▸ **Direction**: Your task is to print all of the data word for word.

▸ **Data items**:
▽

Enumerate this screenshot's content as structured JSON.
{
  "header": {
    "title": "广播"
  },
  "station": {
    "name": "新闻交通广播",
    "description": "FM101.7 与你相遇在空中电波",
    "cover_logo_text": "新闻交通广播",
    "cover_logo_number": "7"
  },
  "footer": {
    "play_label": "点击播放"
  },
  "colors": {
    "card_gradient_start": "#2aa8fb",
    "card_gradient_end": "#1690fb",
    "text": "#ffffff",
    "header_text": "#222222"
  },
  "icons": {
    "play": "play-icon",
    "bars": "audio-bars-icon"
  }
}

△

▸ **Exercise output**:
Enumerate this screenshot's content as structured JSON.
{
  "header": {
    "title": "广播"
  },
  "station": {
    "name": "新闻交通广播",
    "description": "FM101.7 与你相遇在空中电波",
    "cover_logo_text": "新闻交通广播",
    "cover_logo_number": "7"
  },
  "footer": {
    "play_label": "点击播放"
  },
  "colors": {
    "card_gradient_start": "#2aa8fb",
    "card_gradient_end": "#1690fb",
    "text": "#ffffff",
    "header_text": "#222222"
  },
  "icons": {
    "play": "play-icon",
    "bars": "audio-bars-icon"
  }
}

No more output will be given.